## Data excerpts

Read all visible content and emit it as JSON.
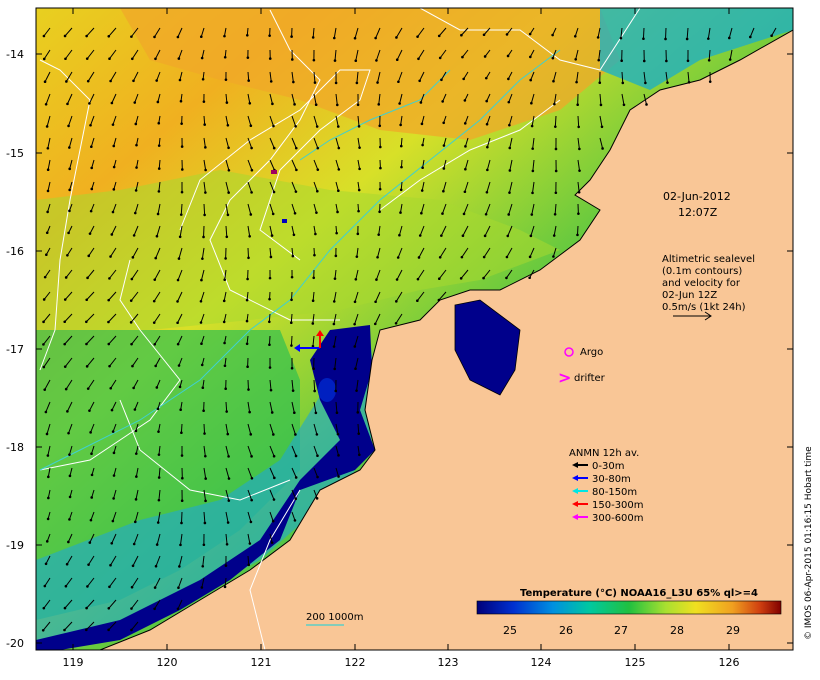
{
  "map": {
    "x_axis": {
      "label": "",
      "ticks": [
        "119",
        "120",
        "121",
        "122",
        "123",
        "124",
        "125",
        "126"
      ],
      "range": [
        118.6,
        126.75
      ]
    },
    "y_axis": {
      "label": "",
      "ticks": [
        "-14",
        "-15",
        "-16",
        "-17",
        "-18",
        "-19",
        "-20"
      ],
      "range": [
        -20.05,
        -13.55
      ]
    },
    "date_line1": "02-Jun-2012",
    "date_line2": "12:07Z",
    "altimetry_note": [
      "Altimetric sealevel",
      "(0.1m contours)",
      "and velocity for",
      "02-Jun 12Z",
      "0.5m/s (1kt 24h)"
    ],
    "argo_label": "Argo",
    "drifter_label": "drifter",
    "anmn_legend": {
      "title": "ANMN 12h av.",
      "items": [
        {
          "label": "0-30m",
          "color": "#000000"
        },
        {
          "label": "30-80m",
          "color": "#0000ff"
        },
        {
          "label": "80-150m",
          "color": "#00e5e5"
        },
        {
          "label": "150-300m",
          "color": "#ff0000"
        },
        {
          "label": "300-600m",
          "color": "#ff00ff"
        }
      ]
    },
    "depth_contour_label": "200  1000m",
    "colorbar": {
      "title": "Temperature (°C) NOAA16_L3U 65% ql>=4",
      "ticks": [
        "25",
        "26",
        "27",
        "28",
        "29"
      ],
      "range": [
        24.4,
        29.9
      ]
    },
    "copyright": "© IMOS 06-Apr-2015 01:16:15 Hobart time",
    "colors": {
      "land": "#f9c696",
      "cold": "#00008b",
      "warm": "#f0a020",
      "contour": "#ffffff",
      "depth_contour": "#3fd0d0"
    }
  }
}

## Exercise directions
Without the pictures, write out the whole listing above exactly as it appears.

## Result of the task
Read all visible content and emit it as JSON.
{
  "map": {
    "x_axis": {
      "label": "",
      "ticks": [
        "119",
        "120",
        "121",
        "122",
        "123",
        "124",
        "125",
        "126"
      ],
      "range": [
        118.6,
        126.75
      ]
    },
    "y_axis": {
      "label": "",
      "ticks": [
        "-14",
        "-15",
        "-16",
        "-17",
        "-18",
        "-19",
        "-20"
      ],
      "range": [
        -20.05,
        -13.55
      ]
    },
    "date_line1": "02-Jun-2012",
    "date_line2": "12:07Z",
    "altimetry_note": [
      "Altimetric sealevel",
      "(0.1m contours)",
      "and velocity for",
      "02-Jun 12Z",
      "0.5m/s (1kt 24h)"
    ],
    "argo_label": "Argo",
    "drifter_label": "drifter",
    "anmn_legend": {
      "title": "ANMN 12h av.",
      "items": [
        {
          "label": "0-30m",
          "color": "#000000"
        },
        {
          "label": "30-80m",
          "color": "#0000ff"
        },
        {
          "label": "80-150m",
          "color": "#00e5e5"
        },
        {
          "label": "150-300m",
          "color": "#ff0000"
        },
        {
          "label": "300-600m",
          "color": "#ff00ff"
        }
      ]
    },
    "depth_contour_label": "200  1000m",
    "colorbar": {
      "title": "Temperature (°C) NOAA16_L3U 65% ql>=4",
      "ticks": [
        "25",
        "26",
        "27",
        "28",
        "29"
      ],
      "range": [
        24.4,
        29.9
      ]
    },
    "copyright": "© IMOS 06-Apr-2015 01:16:15 Hobart time",
    "colors": {
      "land": "#f9c696",
      "cold": "#00008b",
      "warm": "#f0a020",
      "contour": "#ffffff",
      "depth_contour": "#3fd0d0"
    }
  }
}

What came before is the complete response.